Written exercise: Can you quote the records below in full, word for word?

━━━━━━━━━━━━━━━━━━━━━━━━━━━━━━

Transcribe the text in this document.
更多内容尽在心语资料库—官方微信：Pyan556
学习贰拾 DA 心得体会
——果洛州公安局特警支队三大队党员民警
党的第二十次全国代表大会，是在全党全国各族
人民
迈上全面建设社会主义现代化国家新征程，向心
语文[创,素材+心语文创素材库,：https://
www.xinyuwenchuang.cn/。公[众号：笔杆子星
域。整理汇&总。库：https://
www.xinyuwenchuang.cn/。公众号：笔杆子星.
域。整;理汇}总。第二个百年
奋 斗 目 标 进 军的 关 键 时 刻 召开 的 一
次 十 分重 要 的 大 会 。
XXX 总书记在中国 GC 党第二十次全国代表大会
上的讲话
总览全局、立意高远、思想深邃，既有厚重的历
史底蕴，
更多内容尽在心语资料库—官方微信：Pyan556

━━━━━━━━━━━━━━━━━━━━━━━━━━━━━━

Exercise response:
Transcribe the text in this document.
更多内容尽在心语资料库—官方微信：Pyan556
学习贰拾 DA 心得体会
——果洛州公安局特警支队三大队党员民警
党的第二十次全国代表大会，是在全党全国各族
人民
迈上全面建设社会主义现代化国家新征程，向心
语文[创,素材+心语文创素材库,：https://
www.xinyuwenchuang.cn/。公[众号：笔杆子星
域。整理汇&总。库：https://
www.xinyuwenchuang.cn/。公众号：笔杆子星.
域。整;理汇}总。第二个百年
奋 斗 目 标 进 军的 关 键 时 刻 召开 的 一
次 十 分重 要 的 大 会 。
XXX 总书记在中国 GC 党第二十次全国代表大会
上的讲话
总览全局、立意高远、思想深邃，既有厚重的历
史底蕴，
更多内容尽在心语资料库—官方微信：Pyan556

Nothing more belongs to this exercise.